Directions: Check each line of the data for "Granite" and select those that have it.
+++ Entries shown +++
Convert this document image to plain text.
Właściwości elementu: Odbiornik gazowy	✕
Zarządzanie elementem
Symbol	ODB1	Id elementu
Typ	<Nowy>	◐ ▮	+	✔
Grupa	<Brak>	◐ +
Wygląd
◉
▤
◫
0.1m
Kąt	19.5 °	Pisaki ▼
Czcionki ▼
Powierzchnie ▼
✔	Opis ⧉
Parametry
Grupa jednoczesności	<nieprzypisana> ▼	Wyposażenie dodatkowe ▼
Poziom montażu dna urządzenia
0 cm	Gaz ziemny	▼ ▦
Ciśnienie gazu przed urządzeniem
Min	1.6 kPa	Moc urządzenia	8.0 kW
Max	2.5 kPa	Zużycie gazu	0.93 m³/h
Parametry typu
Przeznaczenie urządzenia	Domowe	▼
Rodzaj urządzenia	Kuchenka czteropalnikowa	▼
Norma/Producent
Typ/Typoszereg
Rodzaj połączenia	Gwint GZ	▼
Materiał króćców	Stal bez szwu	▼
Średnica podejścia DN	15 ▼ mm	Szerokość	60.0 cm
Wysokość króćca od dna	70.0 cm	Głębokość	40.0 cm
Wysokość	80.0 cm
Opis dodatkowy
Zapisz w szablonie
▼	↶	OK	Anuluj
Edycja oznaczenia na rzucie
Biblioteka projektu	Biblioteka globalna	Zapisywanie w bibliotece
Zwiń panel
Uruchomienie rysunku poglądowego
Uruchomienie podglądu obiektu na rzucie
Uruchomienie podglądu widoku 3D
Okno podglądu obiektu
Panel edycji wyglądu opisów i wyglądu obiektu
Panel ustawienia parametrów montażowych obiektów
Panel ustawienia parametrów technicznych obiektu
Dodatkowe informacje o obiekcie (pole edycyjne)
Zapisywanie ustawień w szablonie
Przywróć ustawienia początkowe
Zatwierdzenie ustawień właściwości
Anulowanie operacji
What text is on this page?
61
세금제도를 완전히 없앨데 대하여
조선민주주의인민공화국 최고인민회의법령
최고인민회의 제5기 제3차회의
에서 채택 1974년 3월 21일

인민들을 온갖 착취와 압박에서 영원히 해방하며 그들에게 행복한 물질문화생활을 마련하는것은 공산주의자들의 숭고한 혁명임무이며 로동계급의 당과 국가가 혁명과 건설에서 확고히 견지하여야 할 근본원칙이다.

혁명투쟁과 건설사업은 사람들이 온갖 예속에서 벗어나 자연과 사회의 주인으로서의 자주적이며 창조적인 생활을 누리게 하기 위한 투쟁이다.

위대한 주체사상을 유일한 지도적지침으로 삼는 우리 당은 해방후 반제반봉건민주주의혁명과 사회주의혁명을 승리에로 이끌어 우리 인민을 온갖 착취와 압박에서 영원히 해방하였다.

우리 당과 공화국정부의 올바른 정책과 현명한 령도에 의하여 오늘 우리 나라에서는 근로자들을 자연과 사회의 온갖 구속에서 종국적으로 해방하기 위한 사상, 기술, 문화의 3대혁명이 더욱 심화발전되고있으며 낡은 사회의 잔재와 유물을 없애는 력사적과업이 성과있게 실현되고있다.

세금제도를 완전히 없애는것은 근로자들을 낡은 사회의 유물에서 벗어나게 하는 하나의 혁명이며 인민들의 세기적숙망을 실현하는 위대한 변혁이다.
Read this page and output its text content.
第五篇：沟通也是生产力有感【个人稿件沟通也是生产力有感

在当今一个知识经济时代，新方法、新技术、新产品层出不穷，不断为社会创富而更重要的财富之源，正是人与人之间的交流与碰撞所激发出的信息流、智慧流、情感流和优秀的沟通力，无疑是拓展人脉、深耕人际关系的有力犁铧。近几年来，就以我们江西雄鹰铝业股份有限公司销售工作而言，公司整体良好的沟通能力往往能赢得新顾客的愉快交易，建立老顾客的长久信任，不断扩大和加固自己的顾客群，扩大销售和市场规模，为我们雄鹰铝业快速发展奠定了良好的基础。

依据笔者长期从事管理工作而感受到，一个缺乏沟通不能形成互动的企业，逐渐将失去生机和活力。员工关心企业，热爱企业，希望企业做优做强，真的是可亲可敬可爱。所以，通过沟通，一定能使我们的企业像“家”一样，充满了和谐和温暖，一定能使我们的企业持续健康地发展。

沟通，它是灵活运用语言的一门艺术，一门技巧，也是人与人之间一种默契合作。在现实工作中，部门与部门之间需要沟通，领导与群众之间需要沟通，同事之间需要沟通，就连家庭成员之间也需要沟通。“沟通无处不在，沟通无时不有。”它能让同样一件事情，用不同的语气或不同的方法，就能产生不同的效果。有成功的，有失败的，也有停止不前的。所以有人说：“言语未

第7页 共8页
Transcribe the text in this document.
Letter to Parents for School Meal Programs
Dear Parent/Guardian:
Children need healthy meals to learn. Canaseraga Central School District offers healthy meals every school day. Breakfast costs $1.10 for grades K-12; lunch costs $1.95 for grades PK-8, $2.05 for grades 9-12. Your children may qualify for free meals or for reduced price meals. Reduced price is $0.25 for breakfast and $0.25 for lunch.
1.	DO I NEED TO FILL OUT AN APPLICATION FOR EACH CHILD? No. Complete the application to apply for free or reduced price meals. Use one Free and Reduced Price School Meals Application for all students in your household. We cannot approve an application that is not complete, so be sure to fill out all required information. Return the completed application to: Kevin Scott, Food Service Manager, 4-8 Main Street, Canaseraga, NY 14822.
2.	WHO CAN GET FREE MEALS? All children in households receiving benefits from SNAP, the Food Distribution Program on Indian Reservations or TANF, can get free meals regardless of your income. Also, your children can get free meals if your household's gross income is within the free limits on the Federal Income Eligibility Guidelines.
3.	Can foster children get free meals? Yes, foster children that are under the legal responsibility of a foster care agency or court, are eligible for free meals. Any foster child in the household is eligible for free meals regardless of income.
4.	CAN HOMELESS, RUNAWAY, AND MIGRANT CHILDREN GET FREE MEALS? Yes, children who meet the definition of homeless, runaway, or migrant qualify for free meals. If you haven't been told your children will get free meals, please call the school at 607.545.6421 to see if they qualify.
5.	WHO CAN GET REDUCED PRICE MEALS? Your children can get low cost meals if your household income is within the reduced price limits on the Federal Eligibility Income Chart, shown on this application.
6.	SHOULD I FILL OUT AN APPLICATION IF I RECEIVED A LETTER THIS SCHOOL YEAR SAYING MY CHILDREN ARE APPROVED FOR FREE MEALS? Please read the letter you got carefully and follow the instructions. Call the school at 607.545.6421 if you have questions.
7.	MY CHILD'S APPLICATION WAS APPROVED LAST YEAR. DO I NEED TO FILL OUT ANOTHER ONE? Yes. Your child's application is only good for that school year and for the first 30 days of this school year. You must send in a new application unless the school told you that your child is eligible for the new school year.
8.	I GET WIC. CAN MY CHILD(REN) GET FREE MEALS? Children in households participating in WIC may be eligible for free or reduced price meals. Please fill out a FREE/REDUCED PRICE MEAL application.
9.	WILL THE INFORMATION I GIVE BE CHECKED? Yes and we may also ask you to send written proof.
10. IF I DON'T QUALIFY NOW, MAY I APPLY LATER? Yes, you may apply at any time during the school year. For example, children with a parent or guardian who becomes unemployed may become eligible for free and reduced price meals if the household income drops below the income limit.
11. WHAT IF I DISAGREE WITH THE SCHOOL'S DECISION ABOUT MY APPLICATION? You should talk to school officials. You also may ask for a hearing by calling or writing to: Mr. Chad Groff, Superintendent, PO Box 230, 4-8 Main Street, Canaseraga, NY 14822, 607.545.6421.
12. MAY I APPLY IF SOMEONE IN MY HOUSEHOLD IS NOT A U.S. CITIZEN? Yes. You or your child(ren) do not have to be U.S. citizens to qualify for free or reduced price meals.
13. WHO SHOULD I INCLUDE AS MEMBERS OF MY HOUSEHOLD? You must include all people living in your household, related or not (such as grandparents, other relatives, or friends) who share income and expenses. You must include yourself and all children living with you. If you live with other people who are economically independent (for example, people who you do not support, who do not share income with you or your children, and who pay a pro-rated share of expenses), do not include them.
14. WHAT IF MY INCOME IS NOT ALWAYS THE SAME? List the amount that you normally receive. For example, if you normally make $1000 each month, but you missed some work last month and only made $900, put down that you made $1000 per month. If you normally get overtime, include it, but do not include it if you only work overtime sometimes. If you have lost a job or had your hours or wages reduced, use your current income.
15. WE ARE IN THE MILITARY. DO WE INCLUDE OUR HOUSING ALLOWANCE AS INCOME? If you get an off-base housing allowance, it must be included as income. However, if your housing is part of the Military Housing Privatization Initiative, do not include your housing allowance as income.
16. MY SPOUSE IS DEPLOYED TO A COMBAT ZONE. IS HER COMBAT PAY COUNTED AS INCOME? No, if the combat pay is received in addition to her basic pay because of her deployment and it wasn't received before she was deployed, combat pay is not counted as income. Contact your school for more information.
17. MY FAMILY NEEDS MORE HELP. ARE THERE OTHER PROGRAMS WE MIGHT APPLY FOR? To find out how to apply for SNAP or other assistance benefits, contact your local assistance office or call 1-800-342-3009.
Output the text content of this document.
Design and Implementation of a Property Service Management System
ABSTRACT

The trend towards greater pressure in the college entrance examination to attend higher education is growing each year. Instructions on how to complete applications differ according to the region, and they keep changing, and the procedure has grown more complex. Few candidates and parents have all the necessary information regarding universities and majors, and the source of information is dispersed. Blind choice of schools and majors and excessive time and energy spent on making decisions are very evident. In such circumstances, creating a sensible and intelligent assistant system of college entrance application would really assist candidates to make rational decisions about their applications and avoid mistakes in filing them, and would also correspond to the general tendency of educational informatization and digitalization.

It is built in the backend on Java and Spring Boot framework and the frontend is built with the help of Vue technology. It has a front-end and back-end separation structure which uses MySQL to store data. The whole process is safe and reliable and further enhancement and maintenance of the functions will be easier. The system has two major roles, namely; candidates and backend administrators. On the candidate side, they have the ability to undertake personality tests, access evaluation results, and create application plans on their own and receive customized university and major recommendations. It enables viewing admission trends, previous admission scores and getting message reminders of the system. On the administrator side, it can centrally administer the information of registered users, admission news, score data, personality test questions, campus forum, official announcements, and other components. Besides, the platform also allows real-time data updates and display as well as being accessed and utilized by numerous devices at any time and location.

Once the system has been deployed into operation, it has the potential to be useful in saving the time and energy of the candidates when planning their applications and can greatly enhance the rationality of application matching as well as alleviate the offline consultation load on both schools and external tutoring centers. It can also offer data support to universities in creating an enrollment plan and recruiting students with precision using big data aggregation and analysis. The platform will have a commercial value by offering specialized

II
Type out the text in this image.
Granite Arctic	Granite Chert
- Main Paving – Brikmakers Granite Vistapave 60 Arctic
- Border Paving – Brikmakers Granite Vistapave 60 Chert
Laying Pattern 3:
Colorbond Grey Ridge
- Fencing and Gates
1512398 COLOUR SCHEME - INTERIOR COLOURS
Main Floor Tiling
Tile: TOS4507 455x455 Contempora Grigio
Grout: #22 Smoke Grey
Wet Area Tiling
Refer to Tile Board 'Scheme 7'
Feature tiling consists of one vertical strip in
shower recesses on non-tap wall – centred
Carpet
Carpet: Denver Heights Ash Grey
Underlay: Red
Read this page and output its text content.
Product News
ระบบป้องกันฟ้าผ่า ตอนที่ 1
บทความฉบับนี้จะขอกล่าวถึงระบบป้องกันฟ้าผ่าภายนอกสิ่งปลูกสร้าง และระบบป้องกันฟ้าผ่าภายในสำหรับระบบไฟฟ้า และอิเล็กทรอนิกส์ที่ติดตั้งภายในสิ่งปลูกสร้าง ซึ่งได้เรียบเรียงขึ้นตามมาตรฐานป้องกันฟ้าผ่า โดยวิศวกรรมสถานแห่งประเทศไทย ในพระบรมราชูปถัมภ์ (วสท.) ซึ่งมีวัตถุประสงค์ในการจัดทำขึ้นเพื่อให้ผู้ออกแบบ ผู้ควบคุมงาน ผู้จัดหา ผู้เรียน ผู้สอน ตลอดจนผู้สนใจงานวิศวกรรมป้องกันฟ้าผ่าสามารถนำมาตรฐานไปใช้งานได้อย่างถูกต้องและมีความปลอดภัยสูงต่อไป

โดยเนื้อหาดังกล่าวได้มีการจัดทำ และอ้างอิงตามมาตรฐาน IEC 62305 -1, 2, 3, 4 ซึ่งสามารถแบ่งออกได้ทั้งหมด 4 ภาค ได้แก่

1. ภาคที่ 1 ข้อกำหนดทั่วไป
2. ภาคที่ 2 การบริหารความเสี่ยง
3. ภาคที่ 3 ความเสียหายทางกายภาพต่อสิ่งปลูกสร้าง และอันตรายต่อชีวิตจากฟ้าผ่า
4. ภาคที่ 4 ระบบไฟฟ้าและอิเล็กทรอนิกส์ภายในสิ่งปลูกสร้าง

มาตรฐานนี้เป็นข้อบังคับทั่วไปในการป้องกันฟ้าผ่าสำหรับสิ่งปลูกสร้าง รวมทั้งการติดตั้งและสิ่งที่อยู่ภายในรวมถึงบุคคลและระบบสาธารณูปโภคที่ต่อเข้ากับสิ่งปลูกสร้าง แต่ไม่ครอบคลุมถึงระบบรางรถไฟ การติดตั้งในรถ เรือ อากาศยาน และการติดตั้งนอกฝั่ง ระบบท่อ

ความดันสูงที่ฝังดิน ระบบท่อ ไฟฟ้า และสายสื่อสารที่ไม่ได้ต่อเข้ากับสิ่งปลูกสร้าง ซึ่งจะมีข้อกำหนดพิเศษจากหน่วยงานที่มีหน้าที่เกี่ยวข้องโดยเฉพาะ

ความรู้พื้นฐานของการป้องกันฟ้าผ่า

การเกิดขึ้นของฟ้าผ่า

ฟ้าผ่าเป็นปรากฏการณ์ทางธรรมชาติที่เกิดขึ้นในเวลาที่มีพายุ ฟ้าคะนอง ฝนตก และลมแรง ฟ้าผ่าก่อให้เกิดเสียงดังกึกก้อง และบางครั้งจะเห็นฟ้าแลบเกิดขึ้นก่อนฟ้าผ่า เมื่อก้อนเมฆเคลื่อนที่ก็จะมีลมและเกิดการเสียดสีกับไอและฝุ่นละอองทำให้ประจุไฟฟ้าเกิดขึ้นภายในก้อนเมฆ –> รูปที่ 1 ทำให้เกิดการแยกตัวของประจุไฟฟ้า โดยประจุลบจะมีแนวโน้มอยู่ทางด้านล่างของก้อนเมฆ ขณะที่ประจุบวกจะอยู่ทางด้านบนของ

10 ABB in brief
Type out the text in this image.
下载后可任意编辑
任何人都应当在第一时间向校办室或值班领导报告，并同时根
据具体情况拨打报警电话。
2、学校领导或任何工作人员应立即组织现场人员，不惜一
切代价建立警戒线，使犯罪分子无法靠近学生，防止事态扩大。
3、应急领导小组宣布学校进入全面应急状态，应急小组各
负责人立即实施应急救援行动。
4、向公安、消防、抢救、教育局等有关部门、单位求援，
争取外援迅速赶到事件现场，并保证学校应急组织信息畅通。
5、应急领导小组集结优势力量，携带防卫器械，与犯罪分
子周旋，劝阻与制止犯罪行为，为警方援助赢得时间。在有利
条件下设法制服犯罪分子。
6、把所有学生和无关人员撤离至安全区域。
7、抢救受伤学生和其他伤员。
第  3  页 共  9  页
+++
Answer:
Granite Arctic	Granite Chert
- Main Paving – Brikmakers Granite Vistapave 60 Arctic
- Border Paving – Brikmakers Granite Vistapave 60 Chert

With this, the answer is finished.